====== DATA TO USE

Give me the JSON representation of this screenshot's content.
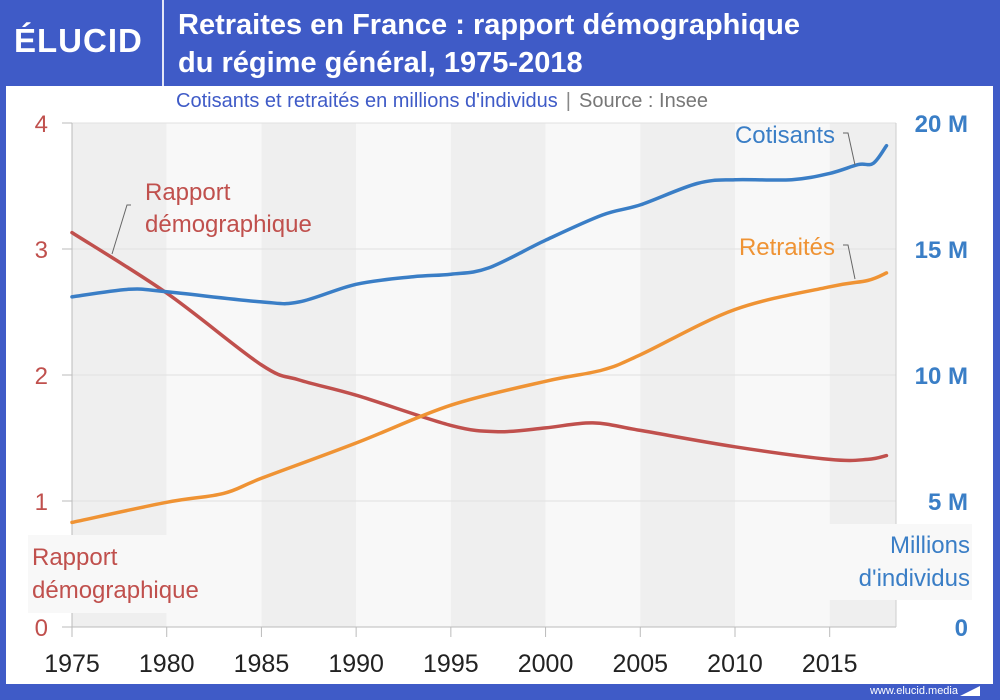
{
  "header": {
    "logo": "ÉLUCID",
    "title_line1": "Retraites en France : rapport démographique",
    "title_line2": "du régime général, 1975-2018",
    "subtitle": "Cotisants et retraités en millions d'individus",
    "separator": "|",
    "source": "Source : Insee"
  },
  "footer": {
    "url": "www.elucid.media"
  },
  "colors": {
    "brand": "#3f5bc7",
    "rapport": "#c0504d",
    "cotisants": "#3a7ec6",
    "retraites": "#ef9334",
    "axis_text": "#222222"
  },
  "chart_data": {
    "type": "line",
    "title": "Retraites en France : rapport démographique du régime général, 1975-2018",
    "subtitle": "Cotisants et retraités en millions d'individus",
    "source": "Insee",
    "x_ticks": [
      "1975",
      "1980",
      "1985",
      "1990",
      "1995",
      "2000",
      "2005",
      "2010",
      "2015"
    ],
    "xlim": [
      1975,
      2018.5
    ],
    "left_axis": {
      "label_line1": "Rapport",
      "label_line2": "démographique",
      "ylim": [
        0,
        4
      ],
      "ticks": [
        "0",
        "1",
        "2",
        "3",
        "4"
      ]
    },
    "right_axis": {
      "label_line1": "Millions",
      "label_line2": "d'individus",
      "ylim": [
        0,
        20
      ],
      "ticks": [
        "0",
        "5 M",
        "10 M",
        "15 M",
        "20 M"
      ]
    },
    "grid": true,
    "series": [
      {
        "name": "Rapport démographique",
        "label_line1": "Rapport",
        "label_line2": "démographique",
        "axis": "left",
        "x": [
          1975,
          1980,
          1985,
          1987,
          1990,
          1995,
          1997.5,
          2000,
          2002.5,
          2005,
          2010,
          2015,
          2017,
          2018
        ],
        "values": [
          3.13,
          2.65,
          2.08,
          1.96,
          1.84,
          1.6,
          1.55,
          1.58,
          1.62,
          1.56,
          1.43,
          1.33,
          1.33,
          1.36
        ]
      },
      {
        "name": "Cotisants",
        "label_line1": "Cotisants",
        "axis": "right",
        "x": [
          1975,
          1978,
          1980,
          1985,
          1987,
          1990,
          1993,
          1995,
          1997,
          2000,
          2003,
          2005,
          2008,
          2010,
          2013,
          2015,
          2016.5,
          2017.3,
          2018
        ],
        "values": [
          13.1,
          13.4,
          13.3,
          12.9,
          12.9,
          13.6,
          13.9,
          14.0,
          14.25,
          15.35,
          16.35,
          16.75,
          17.6,
          17.75,
          17.75,
          18.0,
          18.35,
          18.4,
          19.1
        ]
      },
      {
        "name": "Retraités",
        "label_line1": "Retraités",
        "axis": "right",
        "x": [
          1975,
          1980,
          1983,
          1985,
          1990,
          1995,
          2000,
          2003,
          2005,
          2010,
          2015,
          2017,
          2018
        ],
        "values": [
          4.15,
          4.95,
          5.3,
          5.9,
          7.3,
          8.8,
          9.75,
          10.2,
          10.8,
          12.6,
          13.5,
          13.75,
          14.05
        ]
      }
    ]
  }
}
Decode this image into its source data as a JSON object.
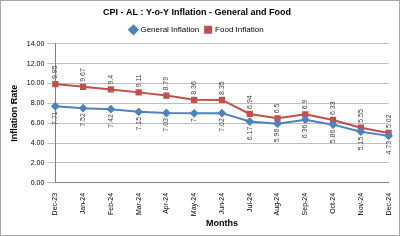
{
  "chart_data": {
    "type": "line",
    "title": "CPI - AL : Y-o-Y Inflation - General and Food",
    "x_label": "Months",
    "y_label": "Inflation Rate",
    "categories": [
      "Dec-23",
      "Jan-24",
      "Feb-24",
      "Mar-24",
      "Apr-24",
      "May-24",
      "Jun-24",
      "Jul-24",
      "Aug-24",
      "Sep-24",
      "Oct-24",
      "Nov-24",
      "Dec-24"
    ],
    "series": [
      {
        "name": "General Inflation",
        "color": "#4f81bd",
        "marker": "diamond",
        "line_style": "solid",
        "values": [
          7.71,
          7.52,
          7.42,
          7.15,
          7.03,
          7,
          7.02,
          6.17,
          5.96,
          6.36,
          5.86,
          5.15,
          4.73
        ]
      },
      {
        "name": "Food Inflation",
        "color": "#c0504d",
        "marker": "square",
        "line_style": "solid",
        "values": [
          9.95,
          9.67,
          9.4,
          9.11,
          8.79,
          8.36,
          8.35,
          6.94,
          6.5,
          6.9,
          6.33,
          5.55,
          5.02
        ]
      }
    ],
    "ylim": [
      0,
      14
    ],
    "yticks": [
      {
        "value": 0,
        "label": "0.00"
      },
      {
        "value": 2,
        "label": "2.00"
      },
      {
        "value": 4,
        "label": "4.00"
      },
      {
        "value": 6,
        "label": "6.00"
      },
      {
        "value": 8,
        "label": "8.00"
      },
      {
        "value": 10,
        "label": "10.00"
      },
      {
        "value": 12,
        "label": "12.00"
      },
      {
        "value": 14,
        "label": "14.00"
      }
    ],
    "grid": true,
    "legend": "top",
    "data_labels": true
  }
}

============

AIM>
Repeat each entry exactly. Pictures do not belong in the copy.

ANSWER TO THE EXERCISE>
Give me the JSON representation of this screenshot's content.
{
  "header": {
    "logo": "ÉLUCID",
    "title_line1": "Retraites en France : rapport démographique",
    "title_line2": "du régime général, 1975-2018",
    "subtitle": "Cotisants et retraités en millions d'individus",
    "separator": "|",
    "source": "Source : Insee"
  },
  "footer": {
    "url": "www.elucid.media"
  },
  "colors": {
    "brand": "#3f5bc7",
    "rapport": "#c0504d",
    "cotisants": "#3a7ec6",
    "retraites": "#ef9334",
    "axis_text": "#222222"
  },
  "chart_data": {
    "type": "line",
    "title": "Retraites en France : rapport démographique du régime général, 1975-2018",
    "subtitle": "Cotisants et retraités en millions d'individus",
    "source": "Insee",
    "x_ticks": [
      "1975",
      "1980",
      "1985",
      "1990",
      "1995",
      "2000",
      "2005",
      "2010",
      "2015"
    ],
    "xlim": [
      1975,
      2018.5
    ],
    "left_axis": {
      "label_line1": "Rapport",
      "label_line2": "démographique",
      "ylim": [
        0,
        4
      ],
      "ticks": [
        "0",
        "1",
        "2",
        "3",
        "4"
      ]
    },
    "right_axis": {
      "label_line1": "Millions",
      "label_line2": "d'individus",
      "ylim": [
        0,
        20
      ],
      "ticks": [
        "0",
        "5 M",
        "10 M",
        "15 M",
        "20 M"
      ]
    },
    "grid": true,
    "series": [
      {
        "name": "Rapport démographique",
        "label_line1": "Rapport",
        "label_line2": "démographique",
        "axis": "left",
        "x": [
          1975,
          1980,
          1985,
          1987,
          1990,
          1995,
          1997.5,
          2000,
          2002.5,
          2005,
          2010,
          2015,
          2017,
          2018
        ],
        "values": [
          3.13,
          2.65,
          2.08,
          1.96,
          1.84,
          1.6,
          1.55,
          1.58,
          1.62,
          1.56,
          1.43,
          1.33,
          1.33,
          1.36
        ]
      },
      {
        "name": "Cotisants",
        "label_line1": "Cotisants",
        "axis": "right",
        "x": [
          1975,
          1978,
          1980,
          1985,
          1987,
          1990,
          1993,
          1995,
          1997,
          2000,
          2003,
          2005,
          2008,
          2010,
          2013,
          2015,
          2016.5,
          2017.3,
          2018
        ],
        "values": [
          13.1,
          13.4,
          13.3,
          12.9,
          12.9,
          13.6,
          13.9,
          14.0,
          14.25,
          15.35,
          16.35,
          16.75,
          17.6,
          17.75,
          17.75,
          18.0,
          18.35,
          18.4,
          19.1
        ]
      },
      {
        "name": "Retraités",
        "label_line1": "Retraités",
        "axis": "right",
        "x": [
          1975,
          1980,
          1983,
          1985,
          1990,
          1995,
          2000,
          2003,
          2005,
          2010,
          2015,
          2017,
          2018
        ],
        "values": [
          4.15,
          4.95,
          5.3,
          5.9,
          7.3,
          8.8,
          9.75,
          10.2,
          10.8,
          12.6,
          13.5,
          13.75,
          14.05
        ]
      }
    ]
  }
}
Decode this image into its source data as a JSON object.
{
  "chart_data": {
    "type": "line",
    "title": "CPI - AL : Y-o-Y Inflation - General and Food",
    "x_label": "Months",
    "y_label": "Inflation Rate",
    "categories": [
      "Dec-23",
      "Jan-24",
      "Feb-24",
      "Mar-24",
      "Apr-24",
      "May-24",
      "Jun-24",
      "Jul-24",
      "Aug-24",
      "Sep-24",
      "Oct-24",
      "Nov-24",
      "Dec-24"
    ],
    "series": [
      {
        "name": "General Inflation",
        "color": "#4f81bd",
        "marker": "diamond",
        "line_style": "solid",
        "values": [
          7.71,
          7.52,
          7.42,
          7.15,
          7.03,
          7,
          7.02,
          6.17,
          5.96,
          6.36,
          5.86,
          5.15,
          4.73
        ]
      },
      {
        "name": "Food Inflation",
        "color": "#c0504d",
        "marker": "square",
        "line_style": "solid",
        "values": [
          9.95,
          9.67,
          9.4,
          9.11,
          8.79,
          8.36,
          8.35,
          6.94,
          6.5,
          6.9,
          6.33,
          5.55,
          5.02
        ]
      }
    ],
    "ylim": [
      0,
      14
    ],
    "yticks": [
      {
        "value": 0,
        "label": "0.00"
      },
      {
        "value": 2,
        "label": "2.00"
      },
      {
        "value": 4,
        "label": "4.00"
      },
      {
        "value": 6,
        "label": "6.00"
      },
      {
        "value": 8,
        "label": "8.00"
      },
      {
        "value": 10,
        "label": "10.00"
      },
      {
        "value": 12,
        "label": "12.00"
      },
      {
        "value": 14,
        "label": "14.00"
      }
    ],
    "grid": true,
    "legend": "top",
    "data_labels": true
  }
}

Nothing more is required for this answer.